[start RECORDS SUPPLIED]

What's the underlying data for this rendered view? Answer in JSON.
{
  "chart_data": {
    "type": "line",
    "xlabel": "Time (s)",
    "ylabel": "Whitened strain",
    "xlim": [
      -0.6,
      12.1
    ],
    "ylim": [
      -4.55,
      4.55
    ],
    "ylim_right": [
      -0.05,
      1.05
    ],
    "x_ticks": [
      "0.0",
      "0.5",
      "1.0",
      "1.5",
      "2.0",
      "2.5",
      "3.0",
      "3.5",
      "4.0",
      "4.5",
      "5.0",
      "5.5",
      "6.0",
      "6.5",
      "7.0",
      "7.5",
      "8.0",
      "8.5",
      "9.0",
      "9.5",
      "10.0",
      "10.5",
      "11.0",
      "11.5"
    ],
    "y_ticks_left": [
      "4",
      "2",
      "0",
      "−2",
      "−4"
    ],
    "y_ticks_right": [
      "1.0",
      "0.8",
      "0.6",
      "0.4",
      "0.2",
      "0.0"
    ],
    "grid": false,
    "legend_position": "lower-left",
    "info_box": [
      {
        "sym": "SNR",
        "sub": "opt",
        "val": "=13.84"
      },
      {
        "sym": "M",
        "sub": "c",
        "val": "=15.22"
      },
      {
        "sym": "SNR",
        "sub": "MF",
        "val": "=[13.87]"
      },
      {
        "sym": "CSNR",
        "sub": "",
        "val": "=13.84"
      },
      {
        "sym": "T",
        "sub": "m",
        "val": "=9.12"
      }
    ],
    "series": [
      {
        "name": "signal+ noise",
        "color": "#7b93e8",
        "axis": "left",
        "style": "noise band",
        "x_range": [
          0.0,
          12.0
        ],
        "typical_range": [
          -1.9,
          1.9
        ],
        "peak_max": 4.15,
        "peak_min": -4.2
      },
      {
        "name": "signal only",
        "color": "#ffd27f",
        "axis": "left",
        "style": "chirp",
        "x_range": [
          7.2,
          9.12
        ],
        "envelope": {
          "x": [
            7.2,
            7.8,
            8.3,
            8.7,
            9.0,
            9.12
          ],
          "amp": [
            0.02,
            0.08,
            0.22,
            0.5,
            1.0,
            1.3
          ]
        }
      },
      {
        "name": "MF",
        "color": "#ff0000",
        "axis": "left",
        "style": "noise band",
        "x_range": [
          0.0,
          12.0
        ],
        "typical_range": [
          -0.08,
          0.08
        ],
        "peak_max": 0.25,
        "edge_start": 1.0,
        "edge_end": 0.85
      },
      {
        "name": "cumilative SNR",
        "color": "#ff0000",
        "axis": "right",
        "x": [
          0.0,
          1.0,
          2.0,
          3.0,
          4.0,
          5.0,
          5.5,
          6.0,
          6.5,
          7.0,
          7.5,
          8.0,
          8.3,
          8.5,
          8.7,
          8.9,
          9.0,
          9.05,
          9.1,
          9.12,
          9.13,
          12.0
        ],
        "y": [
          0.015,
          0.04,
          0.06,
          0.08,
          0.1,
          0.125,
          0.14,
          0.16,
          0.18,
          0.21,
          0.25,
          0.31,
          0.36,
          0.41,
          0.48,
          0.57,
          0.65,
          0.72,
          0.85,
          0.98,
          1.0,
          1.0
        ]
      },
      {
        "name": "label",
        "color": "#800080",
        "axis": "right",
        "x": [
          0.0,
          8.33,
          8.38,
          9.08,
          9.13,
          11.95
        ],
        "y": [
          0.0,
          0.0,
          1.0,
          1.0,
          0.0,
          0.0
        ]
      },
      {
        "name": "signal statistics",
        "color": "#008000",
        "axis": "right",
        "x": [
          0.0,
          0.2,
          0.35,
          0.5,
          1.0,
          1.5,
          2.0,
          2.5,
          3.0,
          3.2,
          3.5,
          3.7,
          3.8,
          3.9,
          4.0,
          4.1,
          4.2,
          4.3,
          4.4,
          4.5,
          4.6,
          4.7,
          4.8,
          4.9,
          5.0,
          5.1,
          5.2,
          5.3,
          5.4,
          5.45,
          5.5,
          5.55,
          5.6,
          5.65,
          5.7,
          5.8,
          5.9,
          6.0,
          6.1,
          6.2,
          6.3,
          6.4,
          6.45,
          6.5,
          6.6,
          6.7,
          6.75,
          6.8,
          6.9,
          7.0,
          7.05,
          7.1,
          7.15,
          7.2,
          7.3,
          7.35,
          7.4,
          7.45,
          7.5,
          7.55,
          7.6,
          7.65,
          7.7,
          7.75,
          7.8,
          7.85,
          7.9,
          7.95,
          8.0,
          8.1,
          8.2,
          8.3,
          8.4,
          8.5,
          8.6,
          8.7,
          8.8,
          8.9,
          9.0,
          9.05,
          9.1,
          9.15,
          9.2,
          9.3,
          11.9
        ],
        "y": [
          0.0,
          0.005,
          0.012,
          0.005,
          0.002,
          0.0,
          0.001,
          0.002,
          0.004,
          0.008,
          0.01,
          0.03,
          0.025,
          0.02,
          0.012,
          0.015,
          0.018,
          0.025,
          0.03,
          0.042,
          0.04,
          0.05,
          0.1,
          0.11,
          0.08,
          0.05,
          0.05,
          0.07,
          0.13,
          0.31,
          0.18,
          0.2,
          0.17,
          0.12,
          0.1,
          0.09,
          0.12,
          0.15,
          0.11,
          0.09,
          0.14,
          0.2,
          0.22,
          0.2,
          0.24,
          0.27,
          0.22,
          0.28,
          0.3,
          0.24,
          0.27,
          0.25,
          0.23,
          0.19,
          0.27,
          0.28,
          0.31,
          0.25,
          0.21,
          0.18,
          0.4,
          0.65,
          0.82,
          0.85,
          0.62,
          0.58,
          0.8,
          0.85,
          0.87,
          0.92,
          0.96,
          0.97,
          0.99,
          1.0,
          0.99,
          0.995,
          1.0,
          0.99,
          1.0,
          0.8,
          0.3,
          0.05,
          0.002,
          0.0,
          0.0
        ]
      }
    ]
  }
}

[end RECORDS SUPPLIED]

SET PROBLEM: Output the records exactly, including every line.

PROBLEM SOLUTION:
What's the underlying data for this rendered view? Answer in JSON.
{
  "chart_data": {
    "type": "line",
    "xlabel": "Time (s)",
    "ylabel": "Whitened strain",
    "xlim": [
      -0.6,
      12.1
    ],
    "ylim": [
      -4.55,
      4.55
    ],
    "ylim_right": [
      -0.05,
      1.05
    ],
    "x_ticks": [
      "0.0",
      "0.5",
      "1.0",
      "1.5",
      "2.0",
      "2.5",
      "3.0",
      "3.5",
      "4.0",
      "4.5",
      "5.0",
      "5.5",
      "6.0",
      "6.5",
      "7.0",
      "7.5",
      "8.0",
      "8.5",
      "9.0",
      "9.5",
      "10.0",
      "10.5",
      "11.0",
      "11.5"
    ],
    "y_ticks_left": [
      "4",
      "2",
      "0",
      "−2",
      "−4"
    ],
    "y_ticks_right": [
      "1.0",
      "0.8",
      "0.6",
      "0.4",
      "0.2",
      "0.0"
    ],
    "grid": false,
    "legend_position": "lower-left",
    "info_box": [
      {
        "sym": "SNR",
        "sub": "opt",
        "val": "=13.84"
      },
      {
        "sym": "M",
        "sub": "c",
        "val": "=15.22"
      },
      {
        "sym": "SNR",
        "sub": "MF",
        "val": "=[13.87]"
      },
      {
        "sym": "CSNR",
        "sub": "",
        "val": "=13.84"
      },
      {
        "sym": "T",
        "sub": "m",
        "val": "=9.12"
      }
    ],
    "series": [
      {
        "name": "signal+ noise",
        "color": "#7b93e8",
        "axis": "left",
        "style": "noise band",
        "x_range": [
          0.0,
          12.0
        ],
        "typical_range": [
          -1.9,
          1.9
        ],
        "peak_max": 4.15,
        "peak_min": -4.2
      },
      {
        "name": "signal only",
        "color": "#ffd27f",
        "axis": "left",
        "style": "chirp",
        "x_range": [
          7.2,
          9.12
        ],
        "envelope": {
          "x": [
            7.2,
            7.8,
            8.3,
            8.7,
            9.0,
            9.12
          ],
          "amp": [
            0.02,
            0.08,
            0.22,
            0.5,
            1.0,
            1.3
          ]
        }
      },
      {
        "name": "MF",
        "color": "#ff0000",
        "axis": "left",
        "style": "noise band",
        "x_range": [
          0.0,
          12.0
        ],
        "typical_range": [
          -0.08,
          0.08
        ],
        "peak_max": 0.25,
        "edge_start": 1.0,
        "edge_end": 0.85
      },
      {
        "name": "cumilative SNR",
        "color": "#ff0000",
        "axis": "right",
        "x": [
          0.0,
          1.0,
          2.0,
          3.0,
          4.0,
          5.0,
          5.5,
          6.0,
          6.5,
          7.0,
          7.5,
          8.0,
          8.3,
          8.5,
          8.7,
          8.9,
          9.0,
          9.05,
          9.1,
          9.12,
          9.13,
          12.0
        ],
        "y": [
          0.015,
          0.04,
          0.06,
          0.08,
          0.1,
          0.125,
          0.14,
          0.16,
          0.18,
          0.21,
          0.25,
          0.31,
          0.36,
          0.41,
          0.48,
          0.57,
          0.65,
          0.72,
          0.85,
          0.98,
          1.0,
          1.0
        ]
      },
      {
        "name": "label",
        "color": "#800080",
        "axis": "right",
        "x": [
          0.0,
          8.33,
          8.38,
          9.08,
          9.13,
          11.95
        ],
        "y": [
          0.0,
          0.0,
          1.0,
          1.0,
          0.0,
          0.0
        ]
      },
      {
        "name": "signal statistics",
        "color": "#008000",
        "axis": "right",
        "x": [
          0.0,
          0.2,
          0.35,
          0.5,
          1.0,
          1.5,
          2.0,
          2.5,
          3.0,
          3.2,
          3.5,
          3.7,
          3.8,
          3.9,
          4.0,
          4.1,
          4.2,
          4.3,
          4.4,
          4.5,
          4.6,
          4.7,
          4.8,
          4.9,
          5.0,
          5.1,
          5.2,
          5.3,
          5.4,
          5.45,
          5.5,
          5.55,
          5.6,
          5.65,
          5.7,
          5.8,
          5.9,
          6.0,
          6.1,
          6.2,
          6.3,
          6.4,
          6.45,
          6.5,
          6.6,
          6.7,
          6.75,
          6.8,
          6.9,
          7.0,
          7.05,
          7.1,
          7.15,
          7.2,
          7.3,
          7.35,
          7.4,
          7.45,
          7.5,
          7.55,
          7.6,
          7.65,
          7.7,
          7.75,
          7.8,
          7.85,
          7.9,
          7.95,
          8.0,
          8.1,
          8.2,
          8.3,
          8.4,
          8.5,
          8.6,
          8.7,
          8.8,
          8.9,
          9.0,
          9.05,
          9.1,
          9.15,
          9.2,
          9.3,
          11.9
        ],
        "y": [
          0.0,
          0.005,
          0.012,
          0.005,
          0.002,
          0.0,
          0.001,
          0.002,
          0.004,
          0.008,
          0.01,
          0.03,
          0.025,
          0.02,
          0.012,
          0.015,
          0.018,
          0.025,
          0.03,
          0.042,
          0.04,
          0.05,
          0.1,
          0.11,
          0.08,
          0.05,
          0.05,
          0.07,
          0.13,
          0.31,
          0.18,
          0.2,
          0.17,
          0.12,
          0.1,
          0.09,
          0.12,
          0.15,
          0.11,
          0.09,
          0.14,
          0.2,
          0.22,
          0.2,
          0.24,
          0.27,
          0.22,
          0.28,
          0.3,
          0.24,
          0.27,
          0.25,
          0.23,
          0.19,
          0.27,
          0.28,
          0.31,
          0.25,
          0.21,
          0.18,
          0.4,
          0.65,
          0.82,
          0.85,
          0.62,
          0.58,
          0.8,
          0.85,
          0.87,
          0.92,
          0.96,
          0.97,
          0.99,
          1.0,
          0.99,
          0.995,
          1.0,
          0.99,
          1.0,
          0.8,
          0.3,
          0.05,
          0.002,
          0.0,
          0.0
        ]
      }
    ]
  }
}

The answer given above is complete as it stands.